■ Work to be completed
Give the material once more, word for word, without any images.

[Dataset items]

==========

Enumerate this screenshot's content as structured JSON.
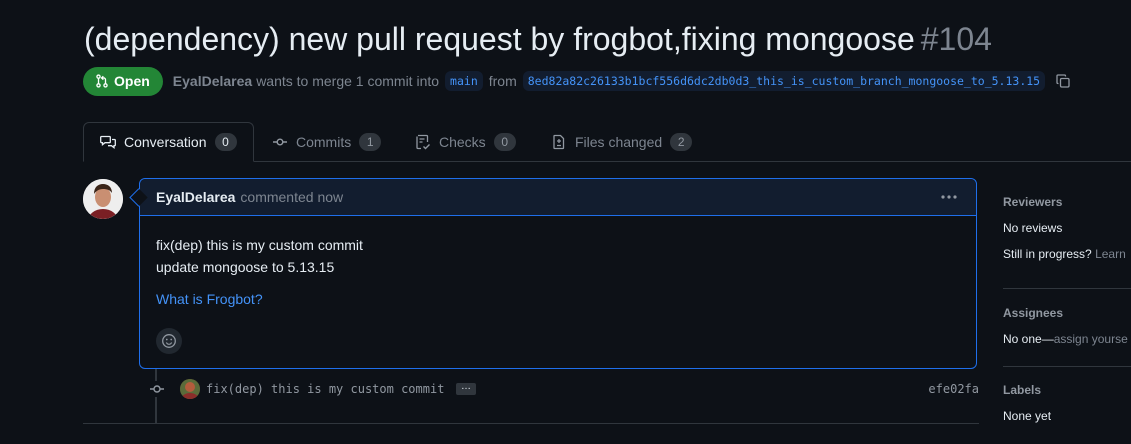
{
  "pr": {
    "title": "(dependency) new pull request by frogbot,fixing mongoose",
    "number": "#104",
    "state": "Open",
    "author": "EyalDelarea",
    "merge_text": "wants to merge 1 commit into",
    "base_branch": "main",
    "from_text": "from",
    "head_branch": "8ed82a82c26133b1bcf556d6dc2db0d3_this_is_custom_branch_mongoose_to_5.13.15"
  },
  "tabs": [
    {
      "label": "Conversation",
      "count": "0",
      "icon": "comment-discussion-icon"
    },
    {
      "label": "Commits",
      "count": "1",
      "icon": "git-commit-icon"
    },
    {
      "label": "Checks",
      "count": "0",
      "icon": "checklist-icon"
    },
    {
      "label": "Files changed",
      "count": "2",
      "icon": "file-diff-icon"
    }
  ],
  "comment": {
    "author": "EyalDelarea",
    "time": "commented now",
    "line1": "fix(dep) this is my custom commit",
    "line2": "update mongoose to 5.13.15",
    "link": "What is Frogbot?"
  },
  "commit": {
    "message": "fix(dep) this is my custom commit",
    "ellipsis": "…",
    "sha": "efe02fa"
  },
  "sidebar": {
    "reviewers_heading": "Reviewers",
    "reviewers_value": "No reviews",
    "still_in_progress": "Still in progress?",
    "learn": "Learn",
    "assignees_heading": "Assignees",
    "assignees_value": "No one—",
    "assign_yourself": "assign yourse",
    "labels_heading": "Labels",
    "labels_value": "None yet"
  },
  "colors": {
    "background": "#0d1117",
    "open_green": "#238636",
    "link_blue": "#4493f8",
    "border": "#30363d",
    "accent_border": "#1f6feb"
  }
}
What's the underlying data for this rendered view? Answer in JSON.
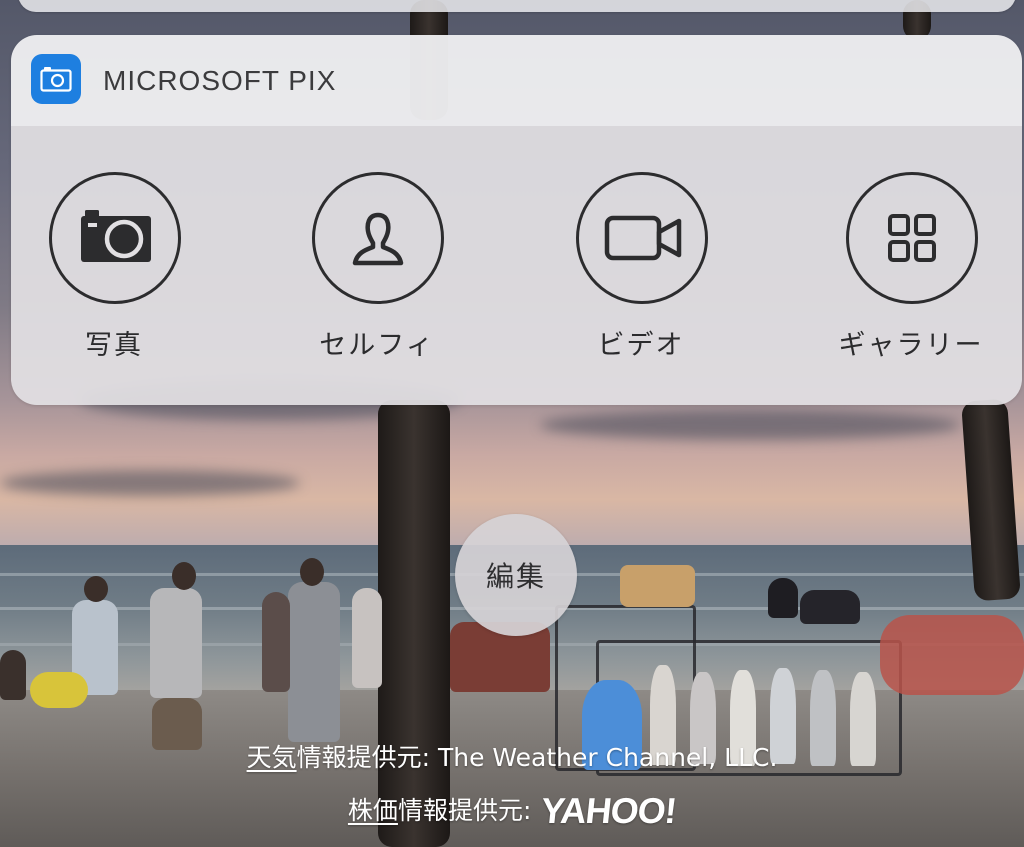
{
  "widget": {
    "app_name": "MICROSOFT PIX",
    "app_icon": "camera-icon",
    "accent_color": "#1e7fe0",
    "actions": [
      {
        "label": "写真",
        "icon": "camera-icon"
      },
      {
        "label": "セルフィ",
        "icon": "person-icon"
      },
      {
        "label": "ビデオ",
        "icon": "video-camera-icon"
      },
      {
        "label": "ギャラリー",
        "icon": "grid-icon"
      }
    ]
  },
  "edit_button": {
    "label": "編集"
  },
  "attribution": {
    "weather_link": "天気",
    "weather_text": "情報提供元: The Weather Channel, LLC.",
    "stock_link": "株価",
    "stock_text": "情報提供元:",
    "stock_provider": "YAHOO!"
  }
}
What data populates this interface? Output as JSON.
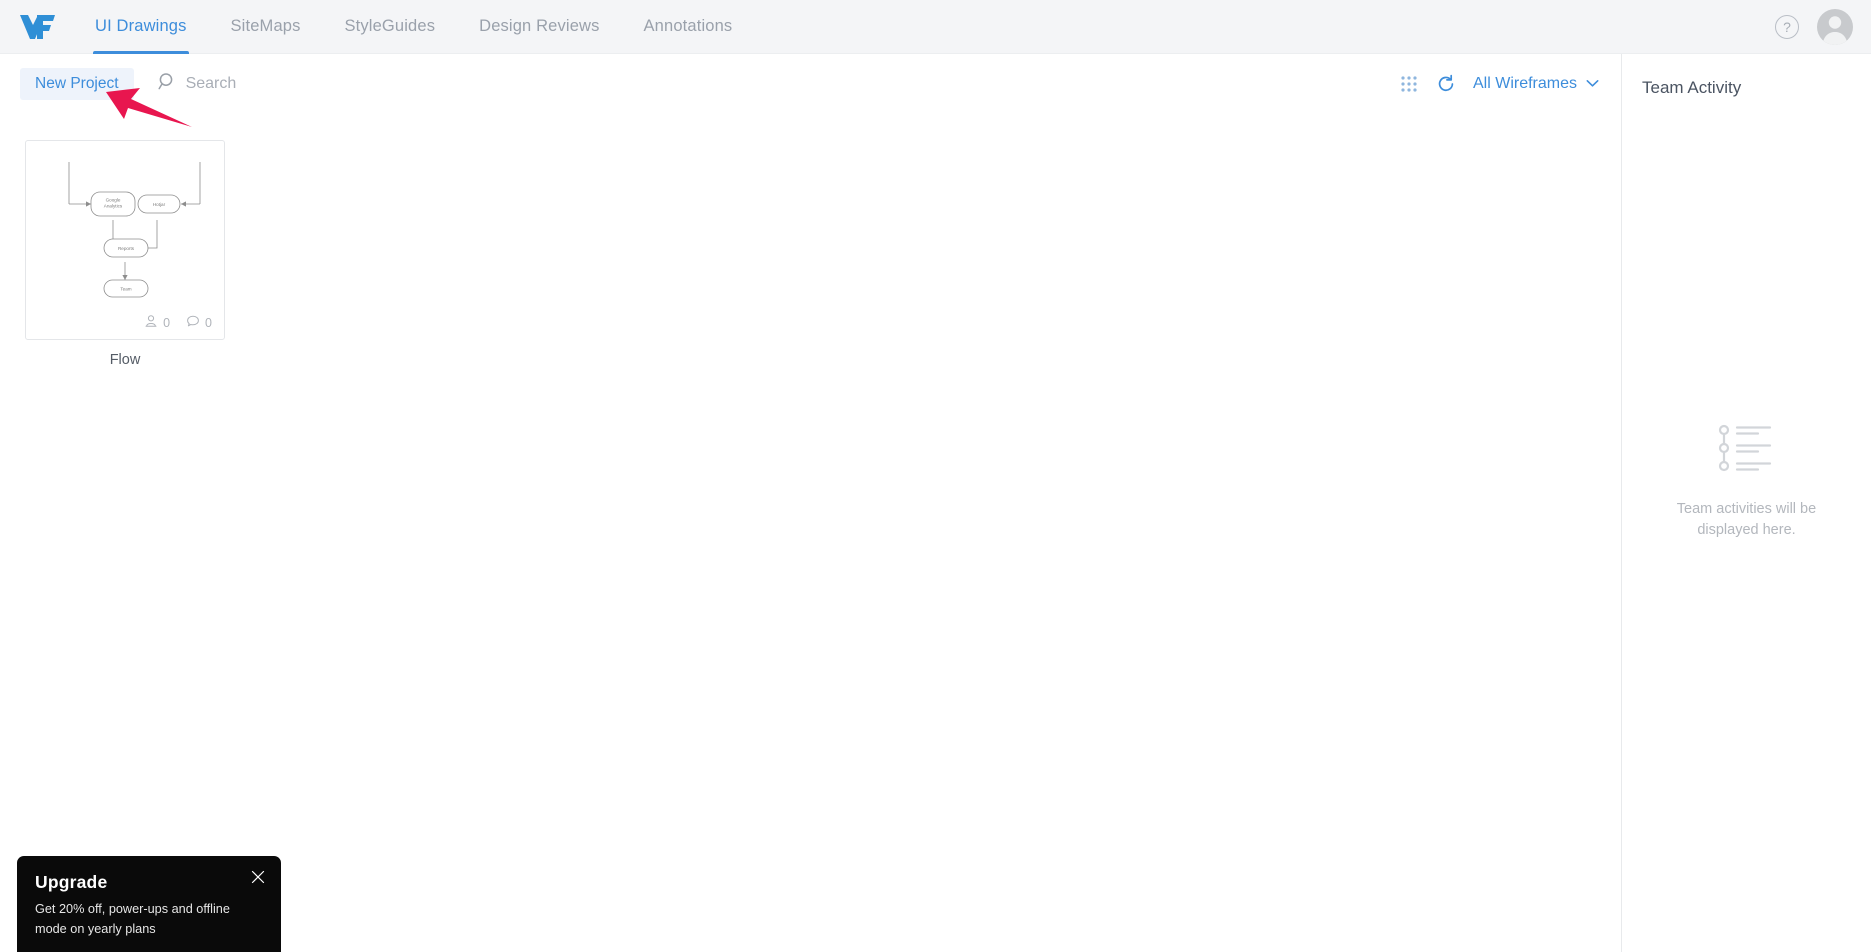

==========

■ The reply
Enumerate this screenshot's content as structured JSON.
{
  "pr": {
    "title": "(dependency) new pull request by frogbot,fixing mongoose",
    "number": "#104",
    "state": "Open",
    "author": "EyalDelarea",
    "merge_text": "wants to merge 1 commit into",
    "base_branch": "main",
    "from_text": "from",
    "head_branch": "8ed82a82c26133b1bcf556d6dc2db0d3_this_is_custom_branch_mongoose_to_5.13.15"
  },
  "tabs": [
    {
      "label": "Conversation",
      "count": "0",
      "icon": "comment-discussion-icon"
    },
    {
      "label": "Commits",
      "count": "1",
      "icon": "git-commit-icon"
    },
    {
      "label": "Checks",
      "count": "0",
      "icon": "checklist-icon"
    },
    {
      "label": "Files changed",
      "count": "2",
      "icon": "file-diff-icon"
    }
  ],
  "comment": {
    "author": "EyalDelarea",
    "time": "commented now",
    "line1": "fix(dep) this is my custom commit",
    "line2": "update mongoose to 5.13.15",
    "link": "What is Frogbot?"
  },
  "commit": {
    "message": "fix(dep) this is my custom commit",
    "ellipsis": "…",
    "sha": "efe02fa"
  },
  "sidebar": {
    "reviewers_heading": "Reviewers",
    "reviewers_value": "No reviews",
    "still_in_progress": "Still in progress?",
    "learn": "Learn",
    "assignees_heading": "Assignees",
    "assignees_value": "No one—",
    "assign_yourself": "assign yourse",
    "labels_heading": "Labels",
    "labels_value": "None yet"
  },
  "colors": {
    "background": "#0d1117",
    "open_green": "#238636",
    "link_blue": "#4493f8",
    "border": "#30363d",
    "accent_border": "#1f6feb"
  }
}
What's the underlying data for this rendered view? Answer in JSON.
{
  "widget": {
    "app_name": "MICROSOFT PIX",
    "app_icon": "camera-icon",
    "accent_color": "#1e7fe0",
    "actions": [
      {
        "label": "写真",
        "icon": "camera-icon"
      },
      {
        "label": "セルフィ",
        "icon": "person-icon"
      },
      {
        "label": "ビデオ",
        "icon": "video-camera-icon"
      },
      {
        "label": "ギャラリー",
        "icon": "grid-icon"
      }
    ]
  },
  "edit_button": {
    "label": "編集"
  },
  "attribution": {
    "weather_link": "天気",
    "weather_text": "情報提供元: The Weather Channel, LLC.",
    "stock_link": "株価",
    "stock_text": "情報提供元:",
    "stock_provider": "YAHOO!"
  }
}
What data populates this interface? Output as JSON.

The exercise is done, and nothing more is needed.